(What is being asked):
Would you retype all of these records exactly?

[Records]
+-------+

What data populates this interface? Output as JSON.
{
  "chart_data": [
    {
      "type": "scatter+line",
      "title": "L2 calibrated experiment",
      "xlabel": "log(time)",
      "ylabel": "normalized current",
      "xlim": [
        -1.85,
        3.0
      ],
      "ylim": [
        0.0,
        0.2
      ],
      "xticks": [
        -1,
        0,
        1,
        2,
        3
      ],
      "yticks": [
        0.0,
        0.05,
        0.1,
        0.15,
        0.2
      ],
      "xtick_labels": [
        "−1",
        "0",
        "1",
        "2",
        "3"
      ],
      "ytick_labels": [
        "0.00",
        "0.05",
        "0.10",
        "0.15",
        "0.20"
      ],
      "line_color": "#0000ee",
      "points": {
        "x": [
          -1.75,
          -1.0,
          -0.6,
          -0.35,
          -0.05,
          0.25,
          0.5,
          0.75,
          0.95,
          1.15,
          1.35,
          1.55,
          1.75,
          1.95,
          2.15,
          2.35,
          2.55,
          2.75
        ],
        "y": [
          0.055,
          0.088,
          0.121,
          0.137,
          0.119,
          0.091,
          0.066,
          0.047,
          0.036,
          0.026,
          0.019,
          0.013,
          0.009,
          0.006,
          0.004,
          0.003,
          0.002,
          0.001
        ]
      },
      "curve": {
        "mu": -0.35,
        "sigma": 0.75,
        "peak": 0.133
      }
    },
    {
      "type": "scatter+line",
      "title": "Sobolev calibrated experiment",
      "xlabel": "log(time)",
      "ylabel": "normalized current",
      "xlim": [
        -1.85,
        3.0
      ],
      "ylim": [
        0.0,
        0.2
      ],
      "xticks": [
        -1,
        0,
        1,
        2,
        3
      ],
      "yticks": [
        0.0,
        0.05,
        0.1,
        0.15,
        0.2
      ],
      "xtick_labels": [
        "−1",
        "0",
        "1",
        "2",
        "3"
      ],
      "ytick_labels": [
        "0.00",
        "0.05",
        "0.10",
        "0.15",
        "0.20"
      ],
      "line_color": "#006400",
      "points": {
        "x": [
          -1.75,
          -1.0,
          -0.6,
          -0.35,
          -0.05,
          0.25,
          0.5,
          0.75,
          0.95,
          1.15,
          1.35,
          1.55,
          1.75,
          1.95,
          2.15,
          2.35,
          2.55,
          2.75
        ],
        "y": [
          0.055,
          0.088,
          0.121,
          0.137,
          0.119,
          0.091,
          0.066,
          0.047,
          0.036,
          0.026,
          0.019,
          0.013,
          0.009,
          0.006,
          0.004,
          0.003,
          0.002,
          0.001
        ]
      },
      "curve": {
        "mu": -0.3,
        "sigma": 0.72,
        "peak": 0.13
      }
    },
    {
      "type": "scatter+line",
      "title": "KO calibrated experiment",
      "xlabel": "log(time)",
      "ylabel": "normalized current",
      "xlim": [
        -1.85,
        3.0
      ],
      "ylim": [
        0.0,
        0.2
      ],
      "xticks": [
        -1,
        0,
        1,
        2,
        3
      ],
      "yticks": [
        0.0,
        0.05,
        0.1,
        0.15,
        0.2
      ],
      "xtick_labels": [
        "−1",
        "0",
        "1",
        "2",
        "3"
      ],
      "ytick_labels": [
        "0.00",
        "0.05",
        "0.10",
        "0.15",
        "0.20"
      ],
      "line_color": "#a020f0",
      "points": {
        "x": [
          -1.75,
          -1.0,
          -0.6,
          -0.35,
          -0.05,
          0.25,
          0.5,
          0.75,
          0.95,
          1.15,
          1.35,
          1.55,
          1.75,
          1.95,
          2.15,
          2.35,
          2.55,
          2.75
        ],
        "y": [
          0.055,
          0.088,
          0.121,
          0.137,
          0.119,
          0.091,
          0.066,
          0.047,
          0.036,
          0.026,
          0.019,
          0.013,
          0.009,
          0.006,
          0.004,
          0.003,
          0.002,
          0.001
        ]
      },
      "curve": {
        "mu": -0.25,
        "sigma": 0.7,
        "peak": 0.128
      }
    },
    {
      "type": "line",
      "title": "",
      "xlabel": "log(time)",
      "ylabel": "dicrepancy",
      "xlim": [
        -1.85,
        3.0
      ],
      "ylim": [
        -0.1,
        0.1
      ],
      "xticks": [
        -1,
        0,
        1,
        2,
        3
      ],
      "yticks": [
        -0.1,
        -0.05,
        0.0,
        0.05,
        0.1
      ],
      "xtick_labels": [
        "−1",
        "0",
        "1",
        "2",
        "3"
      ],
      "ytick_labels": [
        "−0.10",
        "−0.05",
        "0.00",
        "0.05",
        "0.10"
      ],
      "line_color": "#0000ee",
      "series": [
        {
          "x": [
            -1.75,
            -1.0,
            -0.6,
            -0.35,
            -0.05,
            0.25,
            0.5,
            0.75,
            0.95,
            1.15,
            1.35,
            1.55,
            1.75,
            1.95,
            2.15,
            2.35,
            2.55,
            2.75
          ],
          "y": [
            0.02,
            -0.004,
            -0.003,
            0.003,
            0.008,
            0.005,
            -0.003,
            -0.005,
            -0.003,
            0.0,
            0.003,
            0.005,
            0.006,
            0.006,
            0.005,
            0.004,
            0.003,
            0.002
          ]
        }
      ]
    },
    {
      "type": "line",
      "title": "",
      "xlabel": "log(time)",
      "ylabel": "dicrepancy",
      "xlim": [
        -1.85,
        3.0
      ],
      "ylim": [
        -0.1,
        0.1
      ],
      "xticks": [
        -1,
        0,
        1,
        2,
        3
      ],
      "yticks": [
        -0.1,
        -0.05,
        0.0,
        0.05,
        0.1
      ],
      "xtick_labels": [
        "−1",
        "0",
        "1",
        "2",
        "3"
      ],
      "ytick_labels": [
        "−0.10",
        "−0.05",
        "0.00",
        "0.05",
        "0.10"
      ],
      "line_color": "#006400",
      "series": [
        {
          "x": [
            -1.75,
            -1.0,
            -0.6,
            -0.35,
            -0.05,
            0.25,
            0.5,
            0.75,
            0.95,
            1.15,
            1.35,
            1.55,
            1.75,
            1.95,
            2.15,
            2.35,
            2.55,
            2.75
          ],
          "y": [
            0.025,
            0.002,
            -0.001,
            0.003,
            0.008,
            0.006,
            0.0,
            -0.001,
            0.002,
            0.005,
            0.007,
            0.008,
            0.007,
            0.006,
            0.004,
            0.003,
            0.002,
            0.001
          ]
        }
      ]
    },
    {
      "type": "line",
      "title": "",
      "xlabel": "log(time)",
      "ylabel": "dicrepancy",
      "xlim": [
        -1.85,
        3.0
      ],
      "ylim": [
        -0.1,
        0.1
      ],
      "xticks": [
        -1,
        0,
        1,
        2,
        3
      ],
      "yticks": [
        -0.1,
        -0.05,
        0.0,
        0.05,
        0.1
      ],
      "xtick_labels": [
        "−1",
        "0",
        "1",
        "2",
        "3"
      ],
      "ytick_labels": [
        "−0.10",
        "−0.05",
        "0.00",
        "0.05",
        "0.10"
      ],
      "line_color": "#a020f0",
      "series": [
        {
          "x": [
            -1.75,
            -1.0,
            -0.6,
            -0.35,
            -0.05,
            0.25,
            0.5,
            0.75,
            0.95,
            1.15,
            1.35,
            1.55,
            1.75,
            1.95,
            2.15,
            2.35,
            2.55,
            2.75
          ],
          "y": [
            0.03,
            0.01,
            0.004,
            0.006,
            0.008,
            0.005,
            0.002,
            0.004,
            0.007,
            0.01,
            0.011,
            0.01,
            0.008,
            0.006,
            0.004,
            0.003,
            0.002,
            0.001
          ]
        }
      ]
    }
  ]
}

+-------+

(The completed task):
What data populates this interface? Output as JSON.
{
  "chart_data": [
    {
      "type": "scatter+line",
      "title": "L2 calibrated experiment",
      "xlabel": "log(time)",
      "ylabel": "normalized current",
      "xlim": [
        -1.85,
        3.0
      ],
      "ylim": [
        0.0,
        0.2
      ],
      "xticks": [
        -1,
        0,
        1,
        2,
        3
      ],
      "yticks": [
        0.0,
        0.05,
        0.1,
        0.15,
        0.2
      ],
      "xtick_labels": [
        "−1",
        "0",
        "1",
        "2",
        "3"
      ],
      "ytick_labels": [
        "0.00",
        "0.05",
        "0.10",
        "0.15",
        "0.20"
      ],
      "line_color": "#0000ee",
      "points": {
        "x": [
          -1.75,
          -1.0,
          -0.6,
          -0.35,
          -0.05,
          0.25,
          0.5,
          0.75,
          0.95,
          1.15,
          1.35,
          1.55,
          1.75,
          1.95,
          2.15,
          2.35,
          2.55,
          2.75
        ],
        "y": [
          0.055,
          0.088,
          0.121,
          0.137,
          0.119,
          0.091,
          0.066,
          0.047,
          0.036,
          0.026,
          0.019,
          0.013,
          0.009,
          0.006,
          0.004,
          0.003,
          0.002,
          0.001
        ]
      },
      "curve": {
        "mu": -0.35,
        "sigma": 0.75,
        "peak": 0.133
      }
    },
    {
      "type": "scatter+line",
      "title": "Sobolev calibrated experiment",
      "xlabel": "log(time)",
      "ylabel": "normalized current",
      "xlim": [
        -1.85,
        3.0
      ],
      "ylim": [
        0.0,
        0.2
      ],
      "xticks": [
        -1,
        0,
        1,
        2,
        3
      ],
      "yticks": [
        0.0,
        0.05,
        0.1,
        0.15,
        0.2
      ],
      "xtick_labels": [
        "−1",
        "0",
        "1",
        "2",
        "3"
      ],
      "ytick_labels": [
        "0.00",
        "0.05",
        "0.10",
        "0.15",
        "0.20"
      ],
      "line_color": "#006400",
      "points": {
        "x": [
          -1.75,
          -1.0,
          -0.6,
          -0.35,
          -0.05,
          0.25,
          0.5,
          0.75,
          0.95,
          1.15,
          1.35,
          1.55,
          1.75,
          1.95,
          2.15,
          2.35,
          2.55,
          2.75
        ],
        "y": [
          0.055,
          0.088,
          0.121,
          0.137,
          0.119,
          0.091,
          0.066,
          0.047,
          0.036,
          0.026,
          0.019,
          0.013,
          0.009,
          0.006,
          0.004,
          0.003,
          0.002,
          0.001
        ]
      },
      "curve": {
        "mu": -0.3,
        "sigma": 0.72,
        "peak": 0.13
      }
    },
    {
      "type": "scatter+line",
      "title": "KO calibrated experiment",
      "xlabel": "log(time)",
      "ylabel": "normalized current",
      "xlim": [
        -1.85,
        3.0
      ],
      "ylim": [
        0.0,
        0.2
      ],
      "xticks": [
        -1,
        0,
        1,
        2,
        3
      ],
      "yticks": [
        0.0,
        0.05,
        0.1,
        0.15,
        0.2
      ],
      "xtick_labels": [
        "−1",
        "0",
        "1",
        "2",
        "3"
      ],
      "ytick_labels": [
        "0.00",
        "0.05",
        "0.10",
        "0.15",
        "0.20"
      ],
      "line_color": "#a020f0",
      "points": {
        "x": [
          -1.75,
          -1.0,
          -0.6,
          -0.35,
          -0.05,
          0.25,
          0.5,
          0.75,
          0.95,
          1.15,
          1.35,
          1.55,
          1.75,
          1.95,
          2.15,
          2.35,
          2.55,
          2.75
        ],
        "y": [
          0.055,
          0.088,
          0.121,
          0.137,
          0.119,
          0.091,
          0.066,
          0.047,
          0.036,
          0.026,
          0.019,
          0.013,
          0.009,
          0.006,
          0.004,
          0.003,
          0.002,
          0.001
        ]
      },
      "curve": {
        "mu": -0.25,
        "sigma": 0.7,
        "peak": 0.128
      }
    },
    {
      "type": "line",
      "title": "",
      "xlabel": "log(time)",
      "ylabel": "dicrepancy",
      "xlim": [
        -1.85,
        3.0
      ],
      "ylim": [
        -0.1,
        0.1
      ],
      "xticks": [
        -1,
        0,
        1,
        2,
        3
      ],
      "yticks": [
        -0.1,
        -0.05,
        0.0,
        0.05,
        0.1
      ],
      "xtick_labels": [
        "−1",
        "0",
        "1",
        "2",
        "3"
      ],
      "ytick_labels": [
        "−0.10",
        "−0.05",
        "0.00",
        "0.05",
        "0.10"
      ],
      "line_color": "#0000ee",
      "series": [
        {
          "x": [
            -1.75,
            -1.0,
            -0.6,
            -0.35,
            -0.05,
            0.25,
            0.5,
            0.75,
            0.95,
            1.15,
            1.35,
            1.55,
            1.75,
            1.95,
            2.15,
            2.35,
            2.55,
            2.75
          ],
          "y": [
            0.02,
            -0.004,
            -0.003,
            0.003,
            0.008,
            0.005,
            -0.003,
            -0.005,
            -0.003,
            0.0,
            0.003,
            0.005,
            0.006,
            0.006,
            0.005,
            0.004,
            0.003,
            0.002
          ]
        }
      ]
    },
    {
      "type": "line",
      "title": "",
      "xlabel": "log(time)",
      "ylabel": "dicrepancy",
      "xlim": [
        -1.85,
        3.0
      ],
      "ylim": [
        -0.1,
        0.1
      ],
      "xticks": [
        -1,
        0,
        1,
        2,
        3
      ],
      "yticks": [
        -0.1,
        -0.05,
        0.0,
        0.05,
        0.1
      ],
      "xtick_labels": [
        "−1",
        "0",
        "1",
        "2",
        "3"
      ],
      "ytick_labels": [
        "−0.10",
        "−0.05",
        "0.00",
        "0.05",
        "0.10"
      ],
      "line_color": "#006400",
      "series": [
        {
          "x": [
            -1.75,
            -1.0,
            -0.6,
            -0.35,
            -0.05,
            0.25,
            0.5,
            0.75,
            0.95,
            1.15,
            1.35,
            1.55,
            1.75,
            1.95,
            2.15,
            2.35,
            2.55,
            2.75
          ],
          "y": [
            0.025,
            0.002,
            -0.001,
            0.003,
            0.008,
            0.006,
            0.0,
            -0.001,
            0.002,
            0.005,
            0.007,
            0.008,
            0.007,
            0.006,
            0.004,
            0.003,
            0.002,
            0.001
          ]
        }
      ]
    },
    {
      "type": "line",
      "title": "",
      "xlabel": "log(time)",
      "ylabel": "dicrepancy",
      "xlim": [
        -1.85,
        3.0
      ],
      "ylim": [
        -0.1,
        0.1
      ],
      "xticks": [
        -1,
        0,
        1,
        2,
        3
      ],
      "yticks": [
        -0.1,
        -0.05,
        0.0,
        0.05,
        0.1
      ],
      "xtick_labels": [
        "−1",
        "0",
        "1",
        "2",
        "3"
      ],
      "ytick_labels": [
        "−0.10",
        "−0.05",
        "0.00",
        "0.05",
        "0.10"
      ],
      "line_color": "#a020f0",
      "series": [
        {
          "x": [
            -1.75,
            -1.0,
            -0.6,
            -0.35,
            -0.05,
            0.25,
            0.5,
            0.75,
            0.95,
            1.15,
            1.35,
            1.55,
            1.75,
            1.95,
            2.15,
            2.35,
            2.55,
            2.75
          ],
          "y": [
            0.03,
            0.01,
            0.004,
            0.006,
            0.008,
            0.005,
            0.002,
            0.004,
            0.007,
            0.01,
            0.011,
            0.01,
            0.008,
            0.006,
            0.004,
            0.003,
            0.002,
            0.001
          ]
        }
      ]
    }
  ]
}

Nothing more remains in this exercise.